Record set >>
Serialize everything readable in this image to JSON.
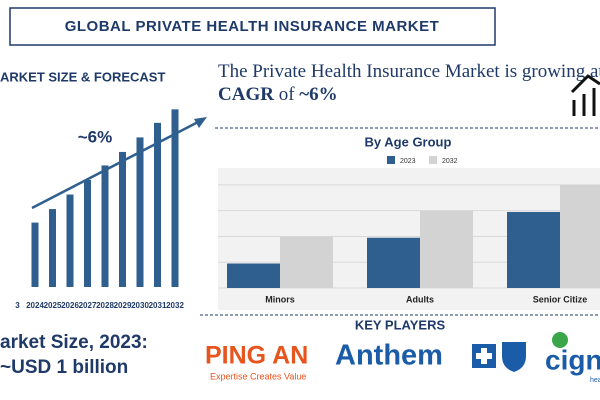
{
  "header": {
    "title": "GLOBAL PRIVATE HEALTH INSURANCE MARKET"
  },
  "headline": {
    "parts": [
      "The Private Health Insurance Market is growing at ",
      "CAGR",
      " of ",
      "~6%"
    ]
  },
  "chart_data": [
    {
      "type": "bar",
      "title": "ARKET SIZE & FORECAST",
      "annotation": "~6%",
      "categories": [
        "3",
        "2024",
        "2025",
        "2026",
        "2027",
        "2028",
        "2029",
        "2030",
        "2031",
        "2032"
      ],
      "values": [
        null,
        62,
        75,
        89,
        103,
        117,
        130,
        144,
        158,
        171
      ],
      "color": "#2e5f8e",
      "ylim": [
        0,
        180
      ]
    },
    {
      "type": "grouped-bar",
      "title": "By Age Group",
      "categories": [
        "Minors",
        "Adults",
        "Senior Citize"
      ],
      "series": [
        {
          "name": "2023",
          "color": "#2e5f8e",
          "values": [
            0.95,
            1.95,
            2.95
          ]
        },
        {
          "name": "2032",
          "color": "#d3d3d3",
          "values": [
            2,
            3,
            4
          ]
        }
      ],
      "ylim": [
        0,
        4.5
      ],
      "yticks": [
        0,
        1,
        2,
        3,
        4
      ],
      "grid": true
    }
  ],
  "market_size": {
    "label": "arket Size, 2023:",
    "value": "~USD 1 billion"
  },
  "key_players": {
    "title": "KEY PLAYERS",
    "players": [
      {
        "name": "PING AN",
        "tagline": "Expertise Creates Value"
      },
      {
        "name": "Anthem"
      },
      {
        "name": "cign",
        "tagline": "health"
      }
    ]
  }
}
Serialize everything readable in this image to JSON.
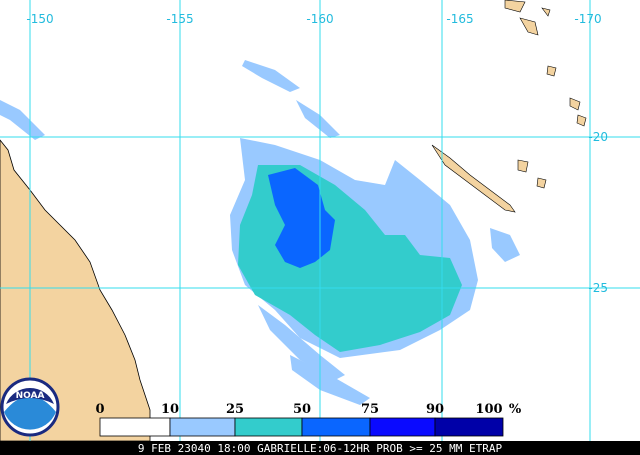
{
  "map": {
    "lon_labels": [
      "-150",
      "-155",
      "-160",
      "-165",
      "-170"
    ],
    "lat_labels": [
      "-20",
      "-25"
    ],
    "logo": "NOAA",
    "legend": {
      "labels": [
        "0",
        "10",
        "25",
        "50",
        "75",
        "90",
        "100"
      ],
      "unit": "%",
      "colors": [
        "#ffffff",
        "#99c9ff",
        "#33cccc",
        "#0a66ff",
        "#0a0aff",
        "#0000a8"
      ]
    },
    "caption": "9 FEB 23040 18:00 GABRIELLE:06-12HR PROB >= 25 MM ETRAP"
  }
}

Brief >>
All of the entries need to be transcribed word for word; pictures are left out.

Response to this task >>
Serialize everything readable in this image to JSON.
{
  "header": {
    "title": "GLOBAL PRIVATE HEALTH INSURANCE MARKET"
  },
  "headline": {
    "parts": [
      "The Private Health Insurance Market is growing at ",
      "CAGR",
      " of ",
      "~6%"
    ]
  },
  "chart_data": [
    {
      "type": "bar",
      "title": "ARKET SIZE & FORECAST",
      "annotation": "~6%",
      "categories": [
        "3",
        "2024",
        "2025",
        "2026",
        "2027",
        "2028",
        "2029",
        "2030",
        "2031",
        "2032"
      ],
      "values": [
        null,
        62,
        75,
        89,
        103,
        117,
        130,
        144,
        158,
        171
      ],
      "color": "#2e5f8e",
      "ylim": [
        0,
        180
      ]
    },
    {
      "type": "grouped-bar",
      "title": "By Age Group",
      "categories": [
        "Minors",
        "Adults",
        "Senior Citize"
      ],
      "series": [
        {
          "name": "2023",
          "color": "#2e5f8e",
          "values": [
            0.95,
            1.95,
            2.95
          ]
        },
        {
          "name": "2032",
          "color": "#d3d3d3",
          "values": [
            2,
            3,
            4
          ]
        }
      ],
      "ylim": [
        0,
        4.5
      ],
      "yticks": [
        0,
        1,
        2,
        3,
        4
      ],
      "grid": true
    }
  ],
  "market_size": {
    "label": "arket Size, 2023:",
    "value": "~USD 1 billion"
  },
  "key_players": {
    "title": "KEY PLAYERS",
    "players": [
      {
        "name": "PING AN",
        "tagline": "Expertise Creates Value"
      },
      {
        "name": "Anthem"
      },
      {
        "name": "cign",
        "tagline": "health"
      }
    ]
  }
}
Serialize everything readable in this image to JSON.
{
  "map": {
    "lon_labels": [
      "-150",
      "-155",
      "-160",
      "-165",
      "-170"
    ],
    "lat_labels": [
      "-20",
      "-25"
    ],
    "logo": "NOAA",
    "legend": {
      "labels": [
        "0",
        "10",
        "25",
        "50",
        "75",
        "90",
        "100"
      ],
      "unit": "%",
      "colors": [
        "#ffffff",
        "#99c9ff",
        "#33cccc",
        "#0a66ff",
        "#0a0aff",
        "#0000a8"
      ]
    },
    "caption": "9 FEB 23040 18:00 GABRIELLE:06-12HR PROB >= 25 MM ETRAP"
  }
}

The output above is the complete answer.